◆ Task objective
Transcribe the full listing exactly, and drop every picture.

Records
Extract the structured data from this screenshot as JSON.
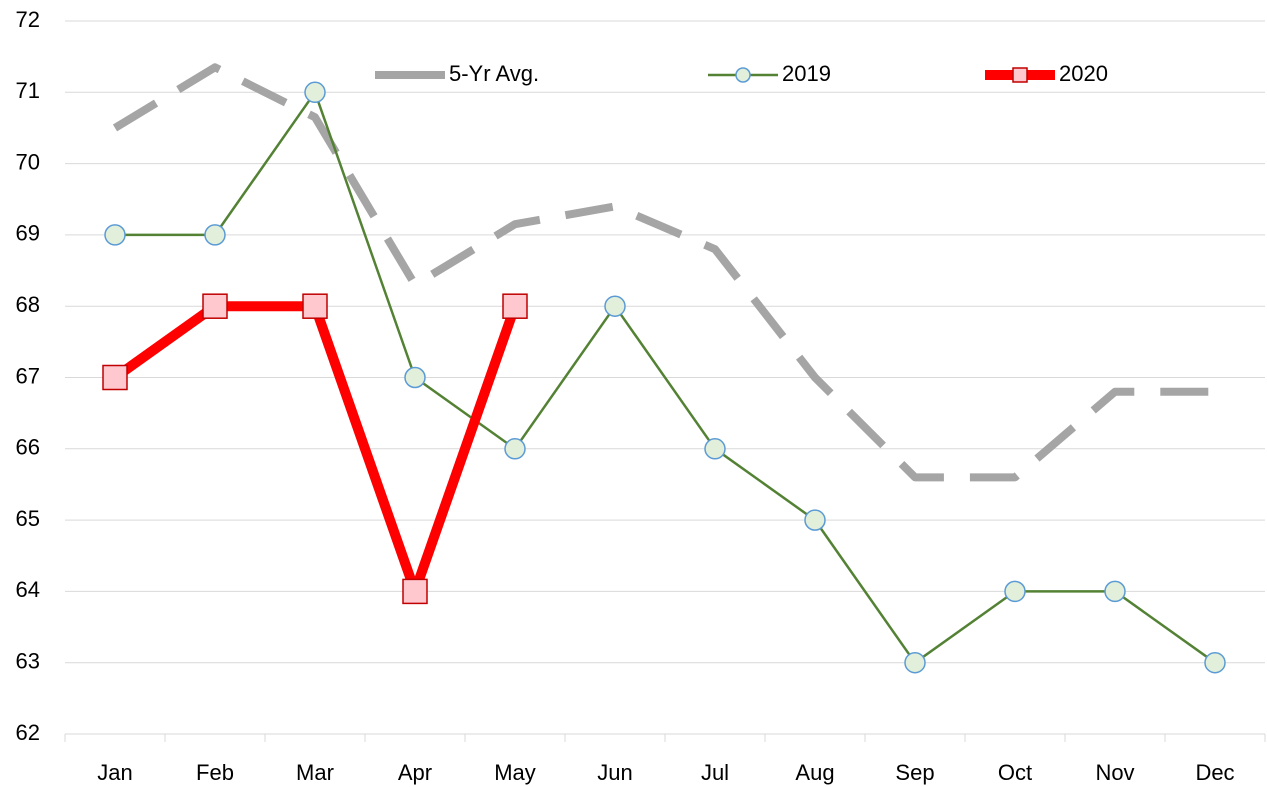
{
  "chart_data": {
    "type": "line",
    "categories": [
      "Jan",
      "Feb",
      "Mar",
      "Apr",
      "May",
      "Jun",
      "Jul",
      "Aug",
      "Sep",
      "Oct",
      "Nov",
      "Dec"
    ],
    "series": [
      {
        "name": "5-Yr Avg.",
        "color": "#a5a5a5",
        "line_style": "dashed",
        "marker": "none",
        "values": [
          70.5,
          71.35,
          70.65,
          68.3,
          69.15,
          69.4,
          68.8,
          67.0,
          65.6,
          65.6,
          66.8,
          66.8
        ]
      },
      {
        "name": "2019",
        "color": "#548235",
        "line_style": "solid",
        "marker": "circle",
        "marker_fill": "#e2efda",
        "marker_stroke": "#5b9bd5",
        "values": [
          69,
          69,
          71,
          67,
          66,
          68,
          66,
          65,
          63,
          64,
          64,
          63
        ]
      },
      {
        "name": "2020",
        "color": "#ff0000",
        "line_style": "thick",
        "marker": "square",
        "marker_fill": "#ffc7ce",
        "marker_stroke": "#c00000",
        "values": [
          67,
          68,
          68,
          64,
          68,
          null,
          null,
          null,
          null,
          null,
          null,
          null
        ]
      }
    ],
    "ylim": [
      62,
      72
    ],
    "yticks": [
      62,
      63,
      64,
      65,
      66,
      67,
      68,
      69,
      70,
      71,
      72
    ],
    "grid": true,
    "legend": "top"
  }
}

◆ Solution
Extract the structured data from this screenshot as JSON.
{
  "chart_data": {
    "type": "line",
    "categories": [
      "Jan",
      "Feb",
      "Mar",
      "Apr",
      "May",
      "Jun",
      "Jul",
      "Aug",
      "Sep",
      "Oct",
      "Nov",
      "Dec"
    ],
    "series": [
      {
        "name": "5-Yr Avg.",
        "color": "#a5a5a5",
        "line_style": "dashed",
        "marker": "none",
        "values": [
          70.5,
          71.35,
          70.65,
          68.3,
          69.15,
          69.4,
          68.8,
          67.0,
          65.6,
          65.6,
          66.8,
          66.8
        ]
      },
      {
        "name": "2019",
        "color": "#548235",
        "line_style": "solid",
        "marker": "circle",
        "marker_fill": "#e2efda",
        "marker_stroke": "#5b9bd5",
        "values": [
          69,
          69,
          71,
          67,
          66,
          68,
          66,
          65,
          63,
          64,
          64,
          63
        ]
      },
      {
        "name": "2020",
        "color": "#ff0000",
        "line_style": "thick",
        "marker": "square",
        "marker_fill": "#ffc7ce",
        "marker_stroke": "#c00000",
        "values": [
          67,
          68,
          68,
          64,
          68,
          null,
          null,
          null,
          null,
          null,
          null,
          null
        ]
      }
    ],
    "ylim": [
      62,
      72
    ],
    "yticks": [
      62,
      63,
      64,
      65,
      66,
      67,
      68,
      69,
      70,
      71,
      72
    ],
    "grid": true,
    "legend": "top"
  }
}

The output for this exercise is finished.